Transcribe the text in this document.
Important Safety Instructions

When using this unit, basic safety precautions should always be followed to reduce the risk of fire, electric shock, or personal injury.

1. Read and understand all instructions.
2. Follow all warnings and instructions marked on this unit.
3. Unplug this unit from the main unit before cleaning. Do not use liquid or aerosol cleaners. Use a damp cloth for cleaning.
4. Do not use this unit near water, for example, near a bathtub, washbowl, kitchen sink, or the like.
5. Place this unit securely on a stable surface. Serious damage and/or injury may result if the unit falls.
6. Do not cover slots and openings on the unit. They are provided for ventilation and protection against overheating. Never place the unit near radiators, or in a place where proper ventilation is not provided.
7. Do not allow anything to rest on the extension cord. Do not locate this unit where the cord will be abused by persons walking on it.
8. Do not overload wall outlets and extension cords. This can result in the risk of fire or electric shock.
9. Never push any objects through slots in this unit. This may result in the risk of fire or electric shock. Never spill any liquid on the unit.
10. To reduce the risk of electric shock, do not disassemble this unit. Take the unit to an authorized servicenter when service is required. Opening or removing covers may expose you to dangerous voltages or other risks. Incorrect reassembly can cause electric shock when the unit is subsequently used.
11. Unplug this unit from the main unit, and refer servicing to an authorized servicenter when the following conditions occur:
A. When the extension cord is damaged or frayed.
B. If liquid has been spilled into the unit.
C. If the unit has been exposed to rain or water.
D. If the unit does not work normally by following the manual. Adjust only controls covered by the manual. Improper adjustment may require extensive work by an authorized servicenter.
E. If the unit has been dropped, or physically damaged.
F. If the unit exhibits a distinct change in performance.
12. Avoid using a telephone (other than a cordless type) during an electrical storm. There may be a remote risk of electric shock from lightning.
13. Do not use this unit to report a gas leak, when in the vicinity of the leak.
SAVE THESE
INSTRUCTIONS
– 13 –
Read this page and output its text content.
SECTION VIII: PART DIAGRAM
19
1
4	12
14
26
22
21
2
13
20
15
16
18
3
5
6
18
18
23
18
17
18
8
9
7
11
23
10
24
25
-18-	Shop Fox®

----

**Work to complete:** Quote the material exactly, leaving nothing out.

**Answer for the task:**
Transcribe the text in this document.
Important Safety Instructions

When using this unit, basic safety precautions should always be followed to reduce the risk of fire, electric shock, or personal injury.

1. Read and understand all instructions.
2. Follow all warnings and instructions marked on this unit.
3. Unplug this unit from the main unit before cleaning. Do not use liquid or aerosol cleaners. Use a damp cloth for cleaning.
4. Do not use this unit near water, for example, near a bathtub, washbowl, kitchen sink, or the like.
5. Place this unit securely on a stable surface. Serious damage and/or injury may result if the unit falls.
6. Do not cover slots and openings on the unit. They are provided for ventilation and protection against overheating. Never place the unit near radiators, or in a place where proper ventilation is not provided.
7. Do not allow anything to rest on the extension cord. Do not locate this unit where the cord will be abused by persons walking on it.
8. Do not overload wall outlets and extension cords. This can result in the risk of fire or electric shock.
9. Never push any objects through slots in this unit. This may result in the risk of fire or electric shock. Never spill any liquid on the unit.
10. To reduce the risk of electric shock, do not disassemble this unit. Take the unit to an authorized servicenter when service is required. Opening or removing covers may expose you to dangerous voltages or other risks. Incorrect reassembly can cause electric shock when the unit is subsequently used.
11. Unplug this unit from the main unit, and refer servicing to an authorized servicenter when the following conditions occur:
A. When the extension cord is damaged or frayed.
B. If liquid has been spilled into the unit.
C. If the unit has been exposed to rain or water.
D. If the unit does not work normally by following the manual. Adjust only controls covered by the manual. Improper adjustment may require extensive work by an authorized servicenter.
E. If the unit has been dropped, or physically damaged.
F. If the unit exhibits a distinct change in performance.
12. Avoid using a telephone (other than a cordless type) during an electrical storm. There may be a remote risk of electric shock from lightning.
13. Do not use this unit to report a gas leak, when in the vicinity of the leak.
SAVE THESE
INSTRUCTIONS
– 13 –
Read this page and output its text content.
SECTION VIII: PART DIAGRAM
19
1
4	12
14
26
22
21
2
13
20
15
16
18
3
5
6
18
18
23
18
17
18
8
9
7
11
23
10
24
25
-18-	Shop Fox®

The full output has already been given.